Look through the lines below and extract each one that contains "scroll".

================

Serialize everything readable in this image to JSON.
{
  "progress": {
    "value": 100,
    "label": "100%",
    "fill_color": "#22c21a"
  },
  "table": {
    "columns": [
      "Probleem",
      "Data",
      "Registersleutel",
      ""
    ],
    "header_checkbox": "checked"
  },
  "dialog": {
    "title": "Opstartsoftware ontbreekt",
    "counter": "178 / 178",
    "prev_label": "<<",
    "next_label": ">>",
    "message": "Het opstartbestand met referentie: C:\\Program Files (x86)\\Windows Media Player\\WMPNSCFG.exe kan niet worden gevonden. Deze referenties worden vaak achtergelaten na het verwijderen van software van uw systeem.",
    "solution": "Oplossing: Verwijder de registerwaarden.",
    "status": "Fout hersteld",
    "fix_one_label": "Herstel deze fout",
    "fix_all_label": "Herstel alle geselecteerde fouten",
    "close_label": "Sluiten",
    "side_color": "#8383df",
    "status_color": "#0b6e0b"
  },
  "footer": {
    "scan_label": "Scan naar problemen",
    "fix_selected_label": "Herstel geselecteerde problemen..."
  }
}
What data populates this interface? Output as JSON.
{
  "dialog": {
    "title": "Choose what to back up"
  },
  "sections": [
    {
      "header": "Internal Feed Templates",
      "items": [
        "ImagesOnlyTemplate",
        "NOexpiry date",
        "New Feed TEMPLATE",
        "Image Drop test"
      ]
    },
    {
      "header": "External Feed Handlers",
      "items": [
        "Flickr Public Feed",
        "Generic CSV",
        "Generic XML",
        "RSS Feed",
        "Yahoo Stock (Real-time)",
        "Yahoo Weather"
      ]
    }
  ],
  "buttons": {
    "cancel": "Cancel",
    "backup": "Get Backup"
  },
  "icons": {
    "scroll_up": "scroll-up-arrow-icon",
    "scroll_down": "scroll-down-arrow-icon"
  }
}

================

**ANSWER FOR THE TASK**
    "scroll_up": "scroll-up-arrow-icon",
    "scroll_down": "scroll-down-arrow-icon"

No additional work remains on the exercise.